What to produce: Write out the listing below, keeping every line unchanged.

--- --- ---

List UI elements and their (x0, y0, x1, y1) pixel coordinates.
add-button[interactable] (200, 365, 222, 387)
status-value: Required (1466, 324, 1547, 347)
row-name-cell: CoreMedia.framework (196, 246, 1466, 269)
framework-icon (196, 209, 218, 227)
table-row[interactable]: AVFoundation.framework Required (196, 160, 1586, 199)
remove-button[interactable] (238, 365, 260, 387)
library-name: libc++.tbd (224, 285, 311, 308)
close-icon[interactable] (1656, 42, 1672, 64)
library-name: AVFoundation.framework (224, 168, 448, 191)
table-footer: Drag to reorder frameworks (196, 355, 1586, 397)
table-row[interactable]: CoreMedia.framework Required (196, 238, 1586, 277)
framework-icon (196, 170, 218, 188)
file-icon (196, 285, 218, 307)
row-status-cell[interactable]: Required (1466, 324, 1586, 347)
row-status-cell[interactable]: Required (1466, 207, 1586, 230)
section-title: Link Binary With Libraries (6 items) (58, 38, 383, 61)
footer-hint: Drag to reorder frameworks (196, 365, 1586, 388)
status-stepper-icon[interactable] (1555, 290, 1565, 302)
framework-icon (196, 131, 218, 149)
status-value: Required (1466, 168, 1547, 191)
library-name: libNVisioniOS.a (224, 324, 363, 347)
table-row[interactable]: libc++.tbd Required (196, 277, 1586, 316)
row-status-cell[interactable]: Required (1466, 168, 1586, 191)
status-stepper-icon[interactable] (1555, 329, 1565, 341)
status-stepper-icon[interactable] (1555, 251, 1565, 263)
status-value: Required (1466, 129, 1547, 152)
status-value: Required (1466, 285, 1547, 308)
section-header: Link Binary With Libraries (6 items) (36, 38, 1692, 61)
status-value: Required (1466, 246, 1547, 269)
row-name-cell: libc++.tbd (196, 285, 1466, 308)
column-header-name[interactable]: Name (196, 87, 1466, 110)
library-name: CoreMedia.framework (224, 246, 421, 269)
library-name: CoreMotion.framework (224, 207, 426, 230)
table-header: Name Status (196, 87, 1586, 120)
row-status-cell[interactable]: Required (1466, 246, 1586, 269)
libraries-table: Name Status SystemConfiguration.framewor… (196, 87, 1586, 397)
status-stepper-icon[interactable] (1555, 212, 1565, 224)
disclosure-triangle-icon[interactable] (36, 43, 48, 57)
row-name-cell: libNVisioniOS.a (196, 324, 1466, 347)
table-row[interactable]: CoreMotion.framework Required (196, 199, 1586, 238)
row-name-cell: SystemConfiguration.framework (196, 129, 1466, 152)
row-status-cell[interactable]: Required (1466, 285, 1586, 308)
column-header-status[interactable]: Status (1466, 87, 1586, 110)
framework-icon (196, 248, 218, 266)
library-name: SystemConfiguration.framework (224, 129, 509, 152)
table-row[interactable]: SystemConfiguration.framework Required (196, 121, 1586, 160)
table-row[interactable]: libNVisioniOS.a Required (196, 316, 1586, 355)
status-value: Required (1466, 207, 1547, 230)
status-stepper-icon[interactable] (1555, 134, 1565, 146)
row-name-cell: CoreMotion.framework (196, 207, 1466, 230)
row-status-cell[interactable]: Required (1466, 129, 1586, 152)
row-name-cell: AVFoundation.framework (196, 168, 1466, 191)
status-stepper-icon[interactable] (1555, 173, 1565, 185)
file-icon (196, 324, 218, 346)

--- --- ---

Exercise solution:
List UI elements and their (x0, y0, x1, y1) pixel coordinates.
add-button[interactable] (200, 365, 222, 387)
status-value: Required (1466, 324, 1547, 347)
row-name-cell: CoreMedia.framework (196, 246, 1466, 269)
framework-icon (196, 209, 218, 227)
table-row[interactable]: AVFoundation.framework Required (196, 160, 1586, 199)
remove-button[interactable] (238, 365, 260, 387)
library-name: libc++.tbd (224, 285, 311, 308)
close-icon[interactable] (1656, 42, 1672, 64)
library-name: AVFoundation.framework (224, 168, 448, 191)
table-footer: Drag to reorder frameworks (196, 355, 1586, 397)
table-row[interactable]: CoreMedia.framework Required (196, 238, 1586, 277)
framework-icon (196, 170, 218, 188)
file-icon (196, 285, 218, 307)
row-status-cell[interactable]: Required (1466, 324, 1586, 347)
row-status-cell[interactable]: Required (1466, 207, 1586, 230)
section-title: Link Binary With Libraries (6 items) (58, 38, 383, 61)
footer-hint: Drag to reorder frameworks (196, 365, 1586, 388)
status-stepper-icon[interactable] (1555, 290, 1565, 302)
framework-icon (196, 131, 218, 149)
status-value: Required (1466, 168, 1547, 191)
library-name: libNVisioniOS.a (224, 324, 363, 347)
table-row[interactable]: libc++.tbd Required (196, 277, 1586, 316)
row-status-cell[interactable]: Required (1466, 168, 1586, 191)
status-stepper-icon[interactable] (1555, 329, 1565, 341)
status-stepper-icon[interactable] (1555, 251, 1565, 263)
status-value: Required (1466, 129, 1547, 152)
status-value: Required (1466, 285, 1547, 308)
section-header: Link Binary With Libraries (6 items) (36, 38, 1692, 61)
status-value: Required (1466, 246, 1547, 269)
row-name-cell: libc++.tbd (196, 285, 1466, 308)
column-header-name[interactable]: Name (196, 87, 1466, 110)
library-name: CoreMedia.framework (224, 246, 421, 269)
library-name: CoreMotion.framework (224, 207, 426, 230)
table-header: Name Status (196, 87, 1586, 120)
row-status-cell[interactable]: Required (1466, 246, 1586, 269)
libraries-table: Name Status SystemConfiguration.framewor… (196, 87, 1586, 397)
status-stepper-icon[interactable] (1555, 212, 1565, 224)
disclosure-triangle-icon[interactable] (36, 43, 48, 57)
row-name-cell: libNVisioniOS.a (196, 324, 1466, 347)
table-row[interactable]: CoreMotion.framework Required (196, 199, 1586, 238)
row-name-cell: SystemConfiguration.framework (196, 129, 1466, 152)
row-status-cell[interactable]: Required (1466, 285, 1586, 308)
column-header-status[interactable]: Status (1466, 87, 1586, 110)
framework-icon (196, 248, 218, 266)
library-name: SystemConfiguration.framework (224, 129, 509, 152)
table-row[interactable]: SystemConfiguration.framework Required (196, 121, 1586, 160)
table-row[interactable]: libNVisioniOS.a Required (196, 316, 1586, 355)
status-value: Required (1466, 207, 1547, 230)
status-stepper-icon[interactable] (1555, 134, 1565, 146)
row-name-cell: CoreMotion.framework (196, 207, 1466, 230)
row-status-cell[interactable]: Required (1466, 129, 1586, 152)
row-name-cell: AVFoundation.framework (196, 168, 1466, 191)
status-stepper-icon[interactable] (1555, 173, 1565, 185)
file-icon (196, 324, 218, 346)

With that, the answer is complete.